- THE TASK
Collect all lines below with the string "BIRTHDAY".

- DATA ROWS
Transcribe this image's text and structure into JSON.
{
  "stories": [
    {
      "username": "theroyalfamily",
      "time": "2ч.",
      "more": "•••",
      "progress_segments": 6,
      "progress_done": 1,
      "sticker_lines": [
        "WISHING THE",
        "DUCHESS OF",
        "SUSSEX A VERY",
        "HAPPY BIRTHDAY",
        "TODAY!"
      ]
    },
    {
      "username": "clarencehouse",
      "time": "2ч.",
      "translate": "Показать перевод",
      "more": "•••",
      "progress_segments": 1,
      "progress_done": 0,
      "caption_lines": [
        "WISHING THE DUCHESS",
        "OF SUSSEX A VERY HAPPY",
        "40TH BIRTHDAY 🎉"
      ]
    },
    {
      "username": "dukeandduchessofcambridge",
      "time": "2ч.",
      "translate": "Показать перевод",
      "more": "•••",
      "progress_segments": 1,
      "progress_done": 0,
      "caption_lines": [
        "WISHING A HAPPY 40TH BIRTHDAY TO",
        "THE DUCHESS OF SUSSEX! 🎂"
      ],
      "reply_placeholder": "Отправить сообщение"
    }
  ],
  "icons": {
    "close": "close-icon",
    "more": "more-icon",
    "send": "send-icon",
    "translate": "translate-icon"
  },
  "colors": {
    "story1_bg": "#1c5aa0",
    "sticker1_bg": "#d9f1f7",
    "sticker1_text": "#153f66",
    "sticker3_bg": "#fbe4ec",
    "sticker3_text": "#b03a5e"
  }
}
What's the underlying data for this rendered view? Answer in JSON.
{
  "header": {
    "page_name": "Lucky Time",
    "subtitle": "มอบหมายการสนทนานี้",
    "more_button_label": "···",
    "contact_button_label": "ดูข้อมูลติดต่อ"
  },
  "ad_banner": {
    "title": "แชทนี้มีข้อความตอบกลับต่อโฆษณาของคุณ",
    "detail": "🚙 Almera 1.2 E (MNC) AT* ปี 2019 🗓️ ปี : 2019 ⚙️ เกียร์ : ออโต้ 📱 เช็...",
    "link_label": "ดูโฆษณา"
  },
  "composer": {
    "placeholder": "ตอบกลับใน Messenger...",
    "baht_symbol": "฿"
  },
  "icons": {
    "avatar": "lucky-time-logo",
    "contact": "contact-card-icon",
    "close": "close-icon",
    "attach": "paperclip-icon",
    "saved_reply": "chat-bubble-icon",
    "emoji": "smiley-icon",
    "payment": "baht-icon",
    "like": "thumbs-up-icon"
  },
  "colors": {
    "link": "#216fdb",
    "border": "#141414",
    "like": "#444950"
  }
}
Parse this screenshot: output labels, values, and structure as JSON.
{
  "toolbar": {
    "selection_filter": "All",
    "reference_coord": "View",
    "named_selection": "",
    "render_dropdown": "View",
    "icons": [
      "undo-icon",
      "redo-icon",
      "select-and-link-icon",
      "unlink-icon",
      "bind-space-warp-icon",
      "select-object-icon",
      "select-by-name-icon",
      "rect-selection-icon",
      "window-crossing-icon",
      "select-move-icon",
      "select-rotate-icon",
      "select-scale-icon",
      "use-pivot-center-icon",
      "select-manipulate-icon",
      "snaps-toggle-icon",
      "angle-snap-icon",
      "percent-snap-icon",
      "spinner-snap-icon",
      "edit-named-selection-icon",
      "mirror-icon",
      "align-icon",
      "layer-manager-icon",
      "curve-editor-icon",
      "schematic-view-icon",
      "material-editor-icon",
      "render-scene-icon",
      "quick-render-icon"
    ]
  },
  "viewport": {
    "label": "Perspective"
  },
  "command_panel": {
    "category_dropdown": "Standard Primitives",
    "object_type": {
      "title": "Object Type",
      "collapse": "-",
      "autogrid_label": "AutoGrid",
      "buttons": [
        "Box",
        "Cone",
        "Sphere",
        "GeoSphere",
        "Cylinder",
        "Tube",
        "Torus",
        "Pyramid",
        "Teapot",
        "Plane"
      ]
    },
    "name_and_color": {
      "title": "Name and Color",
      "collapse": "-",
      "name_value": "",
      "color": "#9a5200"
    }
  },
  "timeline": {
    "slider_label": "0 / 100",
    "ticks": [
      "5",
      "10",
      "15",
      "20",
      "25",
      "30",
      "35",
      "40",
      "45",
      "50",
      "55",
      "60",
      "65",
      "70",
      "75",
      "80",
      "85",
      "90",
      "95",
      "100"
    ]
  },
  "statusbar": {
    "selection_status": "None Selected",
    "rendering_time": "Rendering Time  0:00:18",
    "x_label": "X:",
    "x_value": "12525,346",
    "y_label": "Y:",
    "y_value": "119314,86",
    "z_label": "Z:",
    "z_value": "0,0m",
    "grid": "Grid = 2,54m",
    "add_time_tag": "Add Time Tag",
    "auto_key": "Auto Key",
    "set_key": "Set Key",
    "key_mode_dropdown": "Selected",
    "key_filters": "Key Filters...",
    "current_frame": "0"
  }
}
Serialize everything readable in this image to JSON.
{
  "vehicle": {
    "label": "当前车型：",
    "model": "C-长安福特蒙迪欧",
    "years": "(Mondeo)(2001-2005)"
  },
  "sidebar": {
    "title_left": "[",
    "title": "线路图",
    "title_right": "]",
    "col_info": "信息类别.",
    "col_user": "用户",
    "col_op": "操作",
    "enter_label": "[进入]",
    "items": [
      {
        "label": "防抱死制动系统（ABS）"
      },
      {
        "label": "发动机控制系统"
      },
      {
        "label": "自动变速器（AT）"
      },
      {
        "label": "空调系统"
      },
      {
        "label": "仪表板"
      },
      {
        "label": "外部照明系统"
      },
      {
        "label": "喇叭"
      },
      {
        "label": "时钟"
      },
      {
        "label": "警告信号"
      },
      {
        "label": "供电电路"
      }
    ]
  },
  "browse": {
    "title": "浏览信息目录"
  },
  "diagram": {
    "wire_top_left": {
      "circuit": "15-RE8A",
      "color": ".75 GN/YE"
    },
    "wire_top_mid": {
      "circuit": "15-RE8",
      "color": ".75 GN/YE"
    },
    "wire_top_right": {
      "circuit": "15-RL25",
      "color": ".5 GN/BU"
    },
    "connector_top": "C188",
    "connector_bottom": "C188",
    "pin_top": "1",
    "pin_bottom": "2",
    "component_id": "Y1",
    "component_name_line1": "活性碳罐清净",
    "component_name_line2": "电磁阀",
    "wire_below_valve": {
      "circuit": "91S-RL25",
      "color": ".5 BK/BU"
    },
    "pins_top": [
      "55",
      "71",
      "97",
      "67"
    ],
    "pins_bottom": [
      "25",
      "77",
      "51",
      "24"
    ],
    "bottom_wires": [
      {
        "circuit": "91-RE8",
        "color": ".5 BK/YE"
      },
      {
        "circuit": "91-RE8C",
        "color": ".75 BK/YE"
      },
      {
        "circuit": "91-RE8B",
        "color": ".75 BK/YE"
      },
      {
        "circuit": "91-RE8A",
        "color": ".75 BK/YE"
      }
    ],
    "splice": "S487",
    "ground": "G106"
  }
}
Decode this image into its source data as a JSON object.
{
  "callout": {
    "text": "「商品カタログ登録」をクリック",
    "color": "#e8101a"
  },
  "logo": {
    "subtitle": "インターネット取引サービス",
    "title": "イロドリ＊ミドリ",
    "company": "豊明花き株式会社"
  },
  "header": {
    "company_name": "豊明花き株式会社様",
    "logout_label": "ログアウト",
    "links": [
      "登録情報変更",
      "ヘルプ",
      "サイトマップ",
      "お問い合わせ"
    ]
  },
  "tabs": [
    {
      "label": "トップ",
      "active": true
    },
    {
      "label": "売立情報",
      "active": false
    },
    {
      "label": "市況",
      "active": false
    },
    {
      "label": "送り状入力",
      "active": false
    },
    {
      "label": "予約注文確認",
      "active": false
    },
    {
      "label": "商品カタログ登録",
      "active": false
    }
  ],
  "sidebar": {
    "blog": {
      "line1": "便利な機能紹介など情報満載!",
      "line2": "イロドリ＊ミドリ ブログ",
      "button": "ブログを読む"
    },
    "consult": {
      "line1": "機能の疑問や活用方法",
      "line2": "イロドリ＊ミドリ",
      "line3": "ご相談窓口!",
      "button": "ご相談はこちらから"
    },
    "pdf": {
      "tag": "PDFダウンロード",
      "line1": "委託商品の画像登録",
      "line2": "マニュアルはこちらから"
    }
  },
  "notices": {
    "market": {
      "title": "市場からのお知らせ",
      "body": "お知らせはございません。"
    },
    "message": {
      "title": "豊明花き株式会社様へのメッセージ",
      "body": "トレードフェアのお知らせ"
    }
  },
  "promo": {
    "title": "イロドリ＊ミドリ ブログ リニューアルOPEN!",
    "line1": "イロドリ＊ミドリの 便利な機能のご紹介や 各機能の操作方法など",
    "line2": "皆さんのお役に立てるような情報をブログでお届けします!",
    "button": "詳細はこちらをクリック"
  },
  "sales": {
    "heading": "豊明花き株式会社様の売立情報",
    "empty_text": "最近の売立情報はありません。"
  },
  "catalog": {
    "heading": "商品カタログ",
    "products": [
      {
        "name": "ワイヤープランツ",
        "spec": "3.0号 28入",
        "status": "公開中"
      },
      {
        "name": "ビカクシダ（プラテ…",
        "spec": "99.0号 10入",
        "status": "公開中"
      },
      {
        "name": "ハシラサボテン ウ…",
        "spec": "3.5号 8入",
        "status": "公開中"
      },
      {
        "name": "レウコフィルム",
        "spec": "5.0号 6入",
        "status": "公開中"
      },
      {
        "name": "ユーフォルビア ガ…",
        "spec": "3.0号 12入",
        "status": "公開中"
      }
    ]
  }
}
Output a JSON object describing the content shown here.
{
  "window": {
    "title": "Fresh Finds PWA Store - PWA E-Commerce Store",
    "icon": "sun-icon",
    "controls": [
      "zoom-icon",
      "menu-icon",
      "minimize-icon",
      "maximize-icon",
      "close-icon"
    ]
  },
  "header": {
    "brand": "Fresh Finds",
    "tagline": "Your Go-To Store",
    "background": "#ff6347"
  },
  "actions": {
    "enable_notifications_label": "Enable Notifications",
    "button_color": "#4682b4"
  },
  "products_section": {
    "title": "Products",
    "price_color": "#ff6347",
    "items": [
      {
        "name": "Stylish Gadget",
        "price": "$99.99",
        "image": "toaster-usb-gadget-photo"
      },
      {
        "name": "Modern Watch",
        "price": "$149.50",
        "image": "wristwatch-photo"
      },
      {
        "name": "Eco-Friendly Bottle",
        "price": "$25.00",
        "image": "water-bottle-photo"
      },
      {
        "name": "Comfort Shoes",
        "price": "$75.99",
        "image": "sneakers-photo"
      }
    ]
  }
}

- OUTPUT OF THE EXERCISE
        "HAPPY BIRTHDAY",
        "40TH BIRTHDAY 🎉"
        "WISHING A HAPPY 40TH BIRTHDAY TO",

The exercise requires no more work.